*Items listed in a dataset*.
--------

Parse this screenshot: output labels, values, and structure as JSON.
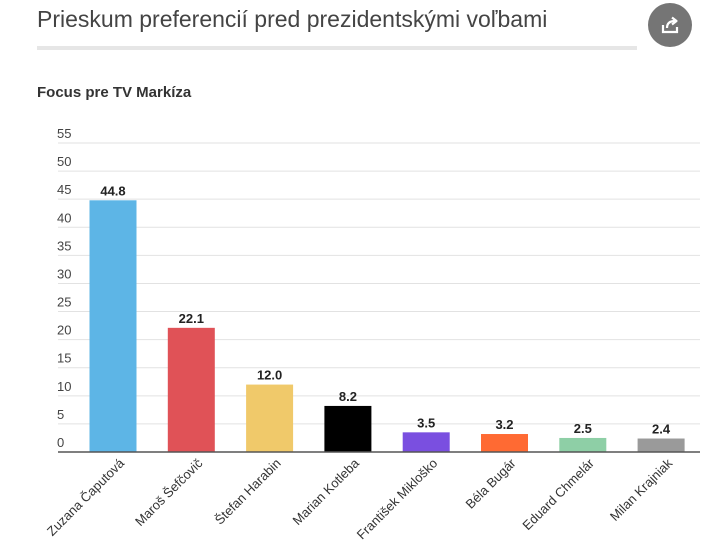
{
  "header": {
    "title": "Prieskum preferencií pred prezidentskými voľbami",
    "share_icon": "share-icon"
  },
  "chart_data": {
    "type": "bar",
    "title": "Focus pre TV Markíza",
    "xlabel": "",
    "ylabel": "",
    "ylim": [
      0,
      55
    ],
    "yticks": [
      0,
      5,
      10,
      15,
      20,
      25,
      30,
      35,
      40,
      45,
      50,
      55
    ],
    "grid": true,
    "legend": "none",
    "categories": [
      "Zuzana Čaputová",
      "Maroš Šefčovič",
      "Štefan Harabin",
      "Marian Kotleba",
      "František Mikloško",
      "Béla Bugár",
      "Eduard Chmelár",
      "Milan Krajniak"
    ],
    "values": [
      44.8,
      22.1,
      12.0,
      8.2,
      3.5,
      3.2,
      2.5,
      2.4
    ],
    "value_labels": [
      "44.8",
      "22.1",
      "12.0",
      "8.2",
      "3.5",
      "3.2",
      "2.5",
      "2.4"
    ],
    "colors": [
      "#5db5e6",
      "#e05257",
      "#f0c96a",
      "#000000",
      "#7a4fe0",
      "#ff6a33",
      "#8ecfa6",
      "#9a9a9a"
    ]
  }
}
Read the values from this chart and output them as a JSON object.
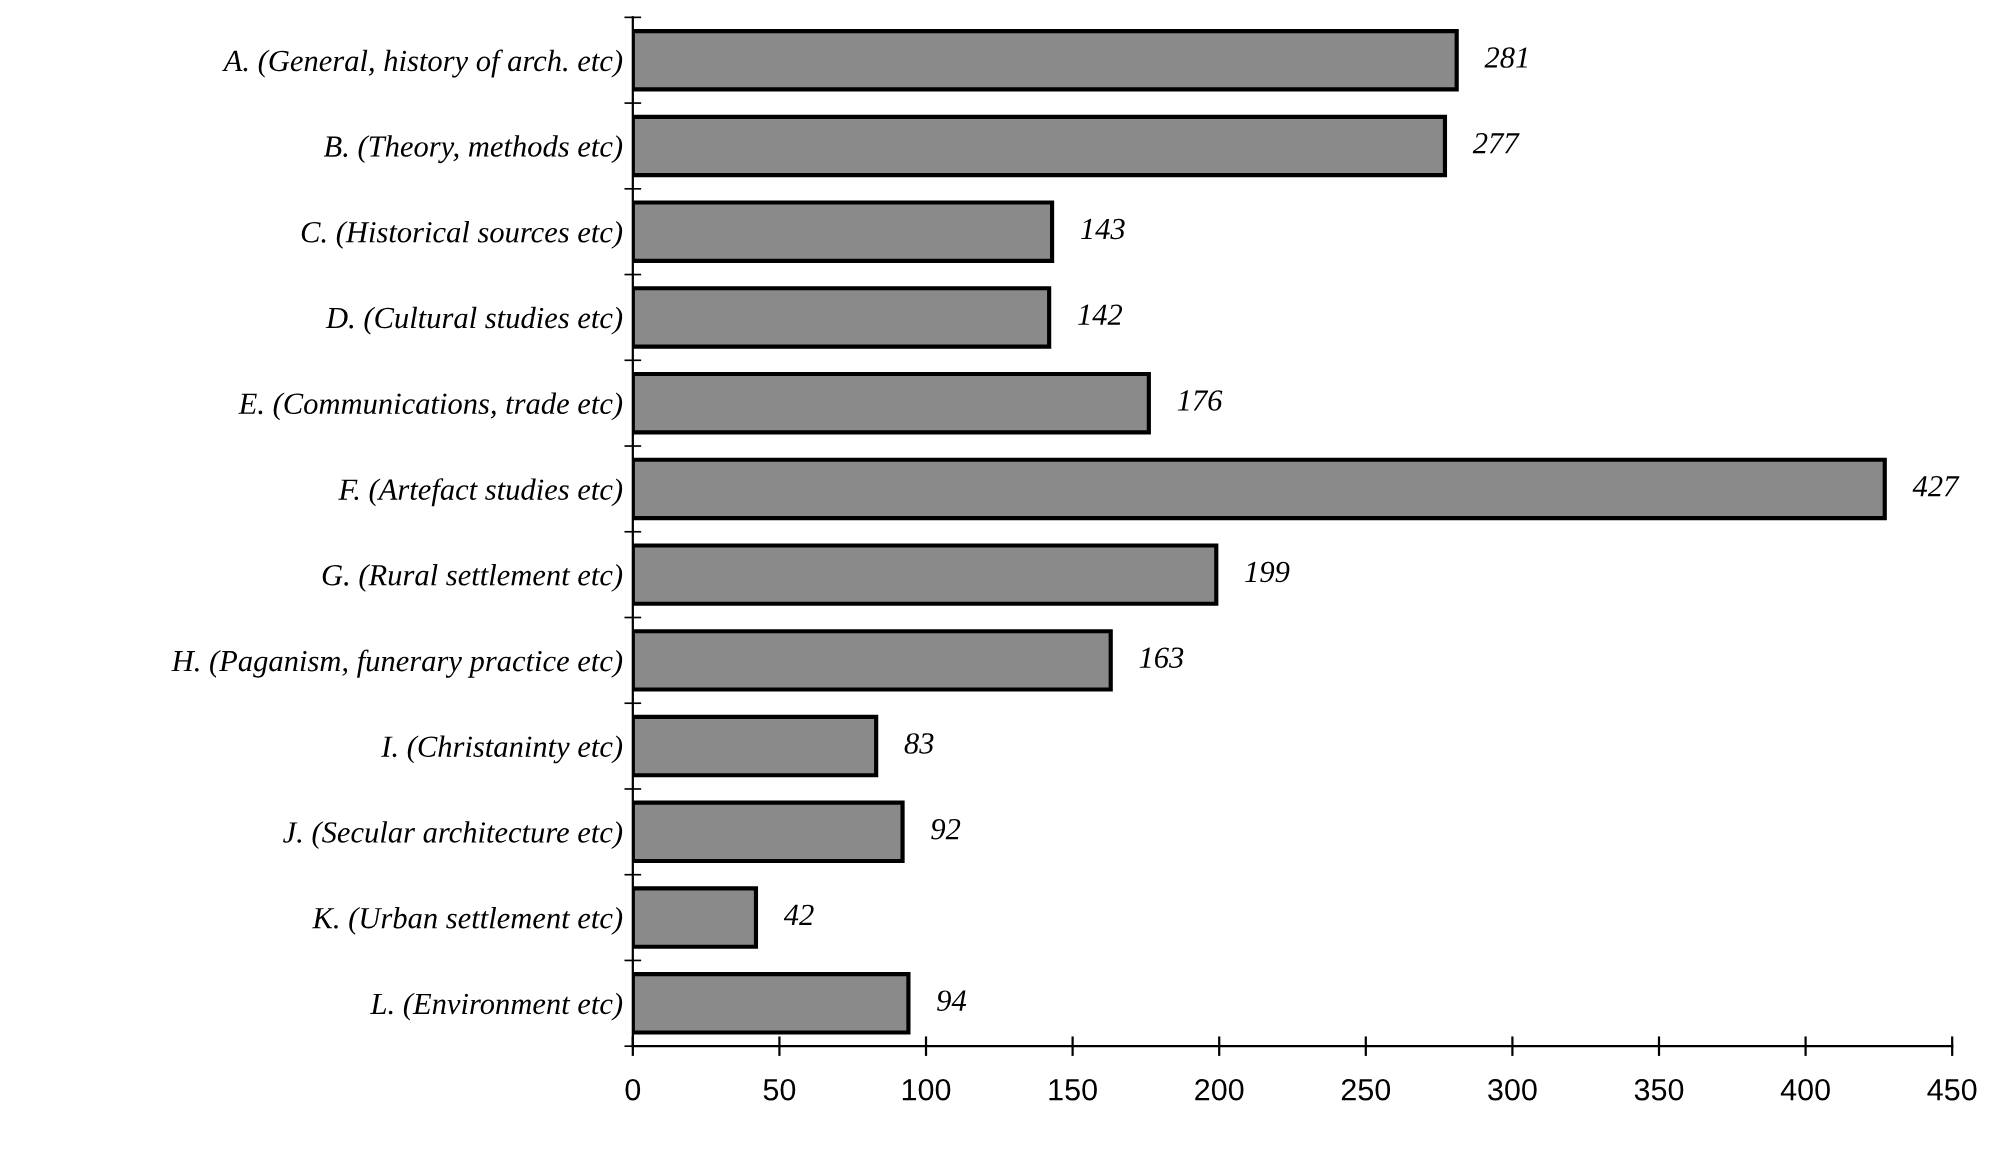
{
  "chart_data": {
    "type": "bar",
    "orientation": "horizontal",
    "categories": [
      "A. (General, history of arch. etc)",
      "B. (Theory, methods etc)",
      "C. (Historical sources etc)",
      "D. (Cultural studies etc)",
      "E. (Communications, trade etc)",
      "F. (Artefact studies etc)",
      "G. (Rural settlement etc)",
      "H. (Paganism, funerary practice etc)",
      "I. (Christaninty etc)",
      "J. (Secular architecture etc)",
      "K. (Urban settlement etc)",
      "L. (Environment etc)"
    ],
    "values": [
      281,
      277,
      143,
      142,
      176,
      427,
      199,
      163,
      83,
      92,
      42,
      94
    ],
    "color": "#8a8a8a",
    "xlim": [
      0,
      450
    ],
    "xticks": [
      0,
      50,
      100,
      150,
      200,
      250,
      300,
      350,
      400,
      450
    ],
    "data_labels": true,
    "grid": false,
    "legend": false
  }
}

--------

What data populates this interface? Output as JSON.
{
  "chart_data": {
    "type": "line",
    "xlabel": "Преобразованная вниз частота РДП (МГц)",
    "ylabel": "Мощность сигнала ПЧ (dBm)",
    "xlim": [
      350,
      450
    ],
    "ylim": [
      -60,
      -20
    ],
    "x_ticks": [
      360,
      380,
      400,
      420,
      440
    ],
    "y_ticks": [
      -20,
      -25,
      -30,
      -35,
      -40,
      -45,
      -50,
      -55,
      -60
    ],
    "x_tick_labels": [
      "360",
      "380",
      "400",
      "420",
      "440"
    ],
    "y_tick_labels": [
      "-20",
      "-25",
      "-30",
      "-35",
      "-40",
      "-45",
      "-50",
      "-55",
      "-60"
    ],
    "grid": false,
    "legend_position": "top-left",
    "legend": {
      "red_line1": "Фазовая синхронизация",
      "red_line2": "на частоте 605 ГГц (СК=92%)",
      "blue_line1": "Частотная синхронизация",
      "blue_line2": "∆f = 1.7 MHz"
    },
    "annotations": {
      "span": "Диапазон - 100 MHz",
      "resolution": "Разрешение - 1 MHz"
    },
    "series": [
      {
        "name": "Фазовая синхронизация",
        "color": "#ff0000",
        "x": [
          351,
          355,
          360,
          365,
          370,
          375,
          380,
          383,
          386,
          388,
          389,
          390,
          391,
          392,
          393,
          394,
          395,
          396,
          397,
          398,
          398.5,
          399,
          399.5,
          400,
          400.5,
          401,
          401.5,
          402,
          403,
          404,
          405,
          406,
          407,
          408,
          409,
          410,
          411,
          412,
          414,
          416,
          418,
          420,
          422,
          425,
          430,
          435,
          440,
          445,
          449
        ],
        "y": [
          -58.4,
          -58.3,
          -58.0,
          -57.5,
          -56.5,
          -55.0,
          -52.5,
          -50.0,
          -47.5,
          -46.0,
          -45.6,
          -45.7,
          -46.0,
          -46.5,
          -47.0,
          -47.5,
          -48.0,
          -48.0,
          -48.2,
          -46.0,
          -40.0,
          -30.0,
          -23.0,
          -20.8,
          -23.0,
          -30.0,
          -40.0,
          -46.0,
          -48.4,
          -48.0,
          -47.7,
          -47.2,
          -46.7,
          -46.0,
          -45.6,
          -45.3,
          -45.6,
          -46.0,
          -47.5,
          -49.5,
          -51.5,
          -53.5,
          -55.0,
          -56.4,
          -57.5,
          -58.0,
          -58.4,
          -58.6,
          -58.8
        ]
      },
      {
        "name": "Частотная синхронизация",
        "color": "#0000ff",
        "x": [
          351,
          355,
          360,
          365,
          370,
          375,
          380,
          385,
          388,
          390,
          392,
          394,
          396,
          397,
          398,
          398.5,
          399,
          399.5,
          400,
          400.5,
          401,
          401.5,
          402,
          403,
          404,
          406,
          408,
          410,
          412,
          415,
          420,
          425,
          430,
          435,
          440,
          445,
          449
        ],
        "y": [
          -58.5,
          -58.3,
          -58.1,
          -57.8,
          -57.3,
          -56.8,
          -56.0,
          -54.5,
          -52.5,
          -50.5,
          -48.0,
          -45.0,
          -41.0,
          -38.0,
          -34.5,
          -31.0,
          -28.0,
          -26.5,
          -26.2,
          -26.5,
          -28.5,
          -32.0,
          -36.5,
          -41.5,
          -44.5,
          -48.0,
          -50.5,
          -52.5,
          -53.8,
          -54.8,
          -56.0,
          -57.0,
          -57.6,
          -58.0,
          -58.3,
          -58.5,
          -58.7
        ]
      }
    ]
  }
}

--------

*Short task*. Using the listing above, gather each line that holds the string "JSON" and copy it.

*Answer for the task*.
Parse this screenshot: output labels, values, and structure as JSON.
Read the values from this chart and output them as a JSON object.
What data populates this interface? Output as JSON.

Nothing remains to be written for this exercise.